(Source records)
━━━━━━━━━━

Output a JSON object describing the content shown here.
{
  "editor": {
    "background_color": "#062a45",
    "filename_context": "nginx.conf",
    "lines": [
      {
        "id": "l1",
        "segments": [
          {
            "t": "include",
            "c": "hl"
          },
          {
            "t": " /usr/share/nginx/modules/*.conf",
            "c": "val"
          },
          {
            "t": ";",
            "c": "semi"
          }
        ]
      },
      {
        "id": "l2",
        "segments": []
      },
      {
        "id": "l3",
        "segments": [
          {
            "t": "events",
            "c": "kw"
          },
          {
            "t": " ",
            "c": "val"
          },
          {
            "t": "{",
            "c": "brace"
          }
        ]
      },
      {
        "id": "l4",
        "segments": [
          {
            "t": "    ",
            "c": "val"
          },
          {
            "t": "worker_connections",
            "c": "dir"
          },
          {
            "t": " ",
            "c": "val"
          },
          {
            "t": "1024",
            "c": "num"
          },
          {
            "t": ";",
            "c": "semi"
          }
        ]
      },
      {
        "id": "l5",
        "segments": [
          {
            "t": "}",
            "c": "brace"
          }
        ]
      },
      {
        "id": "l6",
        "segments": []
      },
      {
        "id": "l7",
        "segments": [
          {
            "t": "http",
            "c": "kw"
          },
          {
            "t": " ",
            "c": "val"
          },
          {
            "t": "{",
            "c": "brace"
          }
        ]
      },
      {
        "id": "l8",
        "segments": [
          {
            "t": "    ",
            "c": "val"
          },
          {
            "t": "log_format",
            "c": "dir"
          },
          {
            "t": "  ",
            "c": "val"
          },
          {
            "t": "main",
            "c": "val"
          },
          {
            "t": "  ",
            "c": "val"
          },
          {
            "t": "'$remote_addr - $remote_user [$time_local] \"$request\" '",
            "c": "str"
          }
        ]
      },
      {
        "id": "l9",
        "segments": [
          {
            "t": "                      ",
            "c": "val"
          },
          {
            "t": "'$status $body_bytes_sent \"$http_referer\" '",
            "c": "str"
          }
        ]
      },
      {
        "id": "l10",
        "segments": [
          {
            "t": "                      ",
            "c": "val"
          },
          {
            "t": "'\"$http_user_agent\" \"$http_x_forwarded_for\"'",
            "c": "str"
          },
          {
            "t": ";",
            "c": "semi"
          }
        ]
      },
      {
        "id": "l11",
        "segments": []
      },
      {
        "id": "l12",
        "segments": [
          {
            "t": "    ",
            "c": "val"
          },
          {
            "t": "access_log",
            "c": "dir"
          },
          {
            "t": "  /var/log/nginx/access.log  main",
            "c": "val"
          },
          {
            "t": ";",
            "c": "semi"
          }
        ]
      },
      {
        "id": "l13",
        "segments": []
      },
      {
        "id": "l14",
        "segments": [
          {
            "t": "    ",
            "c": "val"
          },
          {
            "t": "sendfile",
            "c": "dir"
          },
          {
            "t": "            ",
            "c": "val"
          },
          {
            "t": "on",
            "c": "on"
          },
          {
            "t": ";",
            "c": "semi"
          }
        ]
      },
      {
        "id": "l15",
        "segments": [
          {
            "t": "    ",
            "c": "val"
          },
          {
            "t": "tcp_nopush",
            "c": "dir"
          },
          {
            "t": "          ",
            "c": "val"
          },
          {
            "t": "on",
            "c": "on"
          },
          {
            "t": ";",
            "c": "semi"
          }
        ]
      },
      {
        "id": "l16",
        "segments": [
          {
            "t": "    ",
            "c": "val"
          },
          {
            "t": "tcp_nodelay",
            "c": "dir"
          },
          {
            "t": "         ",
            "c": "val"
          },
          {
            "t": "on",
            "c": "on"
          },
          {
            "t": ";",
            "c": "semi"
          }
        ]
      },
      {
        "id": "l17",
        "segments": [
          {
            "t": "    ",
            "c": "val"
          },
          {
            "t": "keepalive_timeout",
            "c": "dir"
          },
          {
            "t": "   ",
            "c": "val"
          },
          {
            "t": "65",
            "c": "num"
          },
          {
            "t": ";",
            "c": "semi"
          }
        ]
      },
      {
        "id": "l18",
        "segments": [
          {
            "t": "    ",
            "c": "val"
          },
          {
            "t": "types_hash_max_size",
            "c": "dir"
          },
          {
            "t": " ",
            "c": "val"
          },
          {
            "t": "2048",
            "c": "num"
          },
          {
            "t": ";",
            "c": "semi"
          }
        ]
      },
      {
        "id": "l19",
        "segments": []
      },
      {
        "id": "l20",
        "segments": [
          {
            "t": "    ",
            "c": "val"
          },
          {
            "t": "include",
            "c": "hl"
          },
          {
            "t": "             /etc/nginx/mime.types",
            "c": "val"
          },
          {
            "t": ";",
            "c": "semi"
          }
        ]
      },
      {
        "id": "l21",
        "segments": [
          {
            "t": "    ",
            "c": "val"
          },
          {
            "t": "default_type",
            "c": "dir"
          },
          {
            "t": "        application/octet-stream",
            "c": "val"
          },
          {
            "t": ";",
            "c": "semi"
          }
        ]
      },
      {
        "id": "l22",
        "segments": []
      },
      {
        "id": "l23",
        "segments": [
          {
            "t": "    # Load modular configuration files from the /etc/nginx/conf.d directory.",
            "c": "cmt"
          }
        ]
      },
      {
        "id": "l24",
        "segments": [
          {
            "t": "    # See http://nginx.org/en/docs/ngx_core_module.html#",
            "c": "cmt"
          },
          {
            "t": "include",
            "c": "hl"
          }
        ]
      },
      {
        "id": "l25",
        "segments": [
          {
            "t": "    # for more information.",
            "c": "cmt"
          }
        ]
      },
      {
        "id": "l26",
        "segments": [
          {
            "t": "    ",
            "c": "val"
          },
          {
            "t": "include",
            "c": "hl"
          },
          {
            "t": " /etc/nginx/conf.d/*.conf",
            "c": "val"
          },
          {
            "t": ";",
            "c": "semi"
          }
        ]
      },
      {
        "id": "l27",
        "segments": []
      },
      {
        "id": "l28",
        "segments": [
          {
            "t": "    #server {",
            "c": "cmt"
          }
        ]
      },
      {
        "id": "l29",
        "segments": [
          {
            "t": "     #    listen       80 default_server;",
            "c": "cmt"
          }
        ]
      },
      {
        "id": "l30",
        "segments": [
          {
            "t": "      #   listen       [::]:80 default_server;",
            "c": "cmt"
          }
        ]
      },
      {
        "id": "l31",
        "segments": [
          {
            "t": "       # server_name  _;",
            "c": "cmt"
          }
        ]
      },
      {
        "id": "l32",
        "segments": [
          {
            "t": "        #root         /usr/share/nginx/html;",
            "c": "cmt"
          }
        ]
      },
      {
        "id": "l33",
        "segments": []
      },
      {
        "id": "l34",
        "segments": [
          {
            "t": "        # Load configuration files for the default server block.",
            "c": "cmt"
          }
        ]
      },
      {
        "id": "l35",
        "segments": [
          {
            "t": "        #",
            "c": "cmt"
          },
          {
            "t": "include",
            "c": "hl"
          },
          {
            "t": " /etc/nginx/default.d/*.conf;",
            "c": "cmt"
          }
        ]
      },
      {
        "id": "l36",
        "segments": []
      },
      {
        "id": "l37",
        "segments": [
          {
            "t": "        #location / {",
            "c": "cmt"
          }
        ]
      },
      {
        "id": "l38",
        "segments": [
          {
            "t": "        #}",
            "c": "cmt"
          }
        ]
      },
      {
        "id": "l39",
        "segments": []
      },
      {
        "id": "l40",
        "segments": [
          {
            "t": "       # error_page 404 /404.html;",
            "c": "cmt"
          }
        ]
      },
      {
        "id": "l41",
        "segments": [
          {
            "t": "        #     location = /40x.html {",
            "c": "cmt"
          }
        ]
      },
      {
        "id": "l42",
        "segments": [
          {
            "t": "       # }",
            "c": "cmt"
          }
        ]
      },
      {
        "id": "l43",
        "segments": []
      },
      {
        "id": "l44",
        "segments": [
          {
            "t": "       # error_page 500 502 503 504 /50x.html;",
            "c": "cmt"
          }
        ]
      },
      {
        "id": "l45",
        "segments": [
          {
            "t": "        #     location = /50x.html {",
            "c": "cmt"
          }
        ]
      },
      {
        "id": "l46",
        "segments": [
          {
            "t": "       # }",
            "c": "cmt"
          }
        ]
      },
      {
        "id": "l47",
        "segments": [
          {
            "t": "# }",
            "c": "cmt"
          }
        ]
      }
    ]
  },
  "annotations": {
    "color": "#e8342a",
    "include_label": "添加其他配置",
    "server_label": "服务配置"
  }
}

━━━━━━━━━━

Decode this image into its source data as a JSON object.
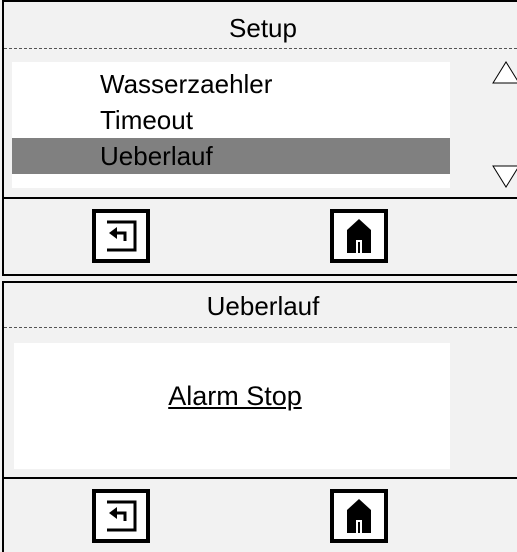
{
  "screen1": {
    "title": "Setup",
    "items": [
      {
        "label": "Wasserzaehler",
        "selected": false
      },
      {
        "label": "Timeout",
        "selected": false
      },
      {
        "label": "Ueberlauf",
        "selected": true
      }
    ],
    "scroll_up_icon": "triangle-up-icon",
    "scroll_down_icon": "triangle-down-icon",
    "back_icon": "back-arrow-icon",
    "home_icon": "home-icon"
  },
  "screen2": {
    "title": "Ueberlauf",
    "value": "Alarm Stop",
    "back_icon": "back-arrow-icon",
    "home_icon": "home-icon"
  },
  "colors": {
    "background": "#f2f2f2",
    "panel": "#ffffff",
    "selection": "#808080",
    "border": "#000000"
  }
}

━━━━━━━━━━

## [TASK PROMPT]
Show the lines that mention the word "object".

## [WRITTEN ANSWER]
Output a JSON object describing the content shown here.
Decode this image into its source data as a JSON object.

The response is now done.